- [Exercise instructions]:
Below is a block of records; repeat all of them exactly.
[start]
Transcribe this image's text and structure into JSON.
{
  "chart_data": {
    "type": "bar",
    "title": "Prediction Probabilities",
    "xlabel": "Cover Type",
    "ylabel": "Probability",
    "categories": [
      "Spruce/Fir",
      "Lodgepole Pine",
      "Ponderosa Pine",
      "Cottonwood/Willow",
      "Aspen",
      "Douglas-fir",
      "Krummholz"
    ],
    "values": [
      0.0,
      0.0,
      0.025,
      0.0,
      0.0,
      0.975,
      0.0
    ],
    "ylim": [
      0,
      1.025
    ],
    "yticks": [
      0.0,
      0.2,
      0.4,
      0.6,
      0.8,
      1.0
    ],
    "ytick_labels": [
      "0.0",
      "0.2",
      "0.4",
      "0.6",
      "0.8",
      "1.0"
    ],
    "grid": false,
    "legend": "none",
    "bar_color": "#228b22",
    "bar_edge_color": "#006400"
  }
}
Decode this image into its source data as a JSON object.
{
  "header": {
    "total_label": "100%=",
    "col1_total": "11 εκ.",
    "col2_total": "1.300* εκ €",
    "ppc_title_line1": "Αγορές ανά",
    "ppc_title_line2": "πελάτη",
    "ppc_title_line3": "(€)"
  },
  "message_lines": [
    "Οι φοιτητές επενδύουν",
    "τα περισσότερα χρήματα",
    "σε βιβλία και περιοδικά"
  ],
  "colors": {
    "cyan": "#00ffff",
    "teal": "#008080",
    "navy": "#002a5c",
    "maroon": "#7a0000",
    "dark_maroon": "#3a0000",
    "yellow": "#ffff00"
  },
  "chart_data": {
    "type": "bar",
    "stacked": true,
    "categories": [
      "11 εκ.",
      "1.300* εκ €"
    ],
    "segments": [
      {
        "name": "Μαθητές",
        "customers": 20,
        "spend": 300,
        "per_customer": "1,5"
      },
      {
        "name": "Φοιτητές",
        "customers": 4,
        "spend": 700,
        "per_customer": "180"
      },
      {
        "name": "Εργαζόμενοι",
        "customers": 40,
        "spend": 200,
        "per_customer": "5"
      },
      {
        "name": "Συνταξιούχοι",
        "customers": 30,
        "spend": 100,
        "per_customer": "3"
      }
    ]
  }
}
[end]
- [Answer for this exercise]:
Transcribe this image's text and structure into JSON.
{
  "chart_data": {
    "type": "bar",
    "title": "Prediction Probabilities",
    "xlabel": "Cover Type",
    "ylabel": "Probability",
    "categories": [
      "Spruce/Fir",
      "Lodgepole Pine",
      "Ponderosa Pine",
      "Cottonwood/Willow",
      "Aspen",
      "Douglas-fir",
      "Krummholz"
    ],
    "values": [
      0.0,
      0.0,
      0.025,
      0.0,
      0.0,
      0.975,
      0.0
    ],
    "ylim": [
      0,
      1.025
    ],
    "yticks": [
      0.0,
      0.2,
      0.4,
      0.6,
      0.8,
      1.0
    ],
    "ytick_labels": [
      "0.0",
      "0.2",
      "0.4",
      "0.6",
      "0.8",
      "1.0"
    ],
    "grid": false,
    "legend": "none",
    "bar_color": "#228b22",
    "bar_edge_color": "#006400"
  }
}
Decode this image into its source data as a JSON object.
{
  "header": {
    "total_label": "100%=",
    "col1_total": "11 εκ.",
    "col2_total": "1.300* εκ €",
    "ppc_title_line1": "Αγορές ανά",
    "ppc_title_line2": "πελάτη",
    "ppc_title_line3": "(€)"
  },
  "message_lines": [
    "Οι φοιτητές επενδύουν",
    "τα περισσότερα χρήματα",
    "σε βιβλία και περιοδικά"
  ],
  "colors": {
    "cyan": "#00ffff",
    "teal": "#008080",
    "navy": "#002a5c",
    "maroon": "#7a0000",
    "dark_maroon": "#3a0000",
    "yellow": "#ffff00"
  },
  "chart_data": {
    "type": "bar",
    "stacked": true,
    "categories": [
      "11 εκ.",
      "1.300* εκ €"
    ],
    "segments": [
      {
        "name": "Μαθητές",
        "customers": 20,
        "spend": 300,
        "per_customer": "1,5"
      },
      {
        "name": "Φοιτητές",
        "customers": 4,
        "spend": 700,
        "per_customer": "180"
      },
      {
        "name": "Εργαζόμενοι",
        "customers": 40,
        "spend": 200,
        "per_customer": "5"
      },
      {
        "name": "Συνταξιούχοι",
        "customers": 30,
        "spend": 100,
        "per_customer": "3"
      }
    ]
  }
}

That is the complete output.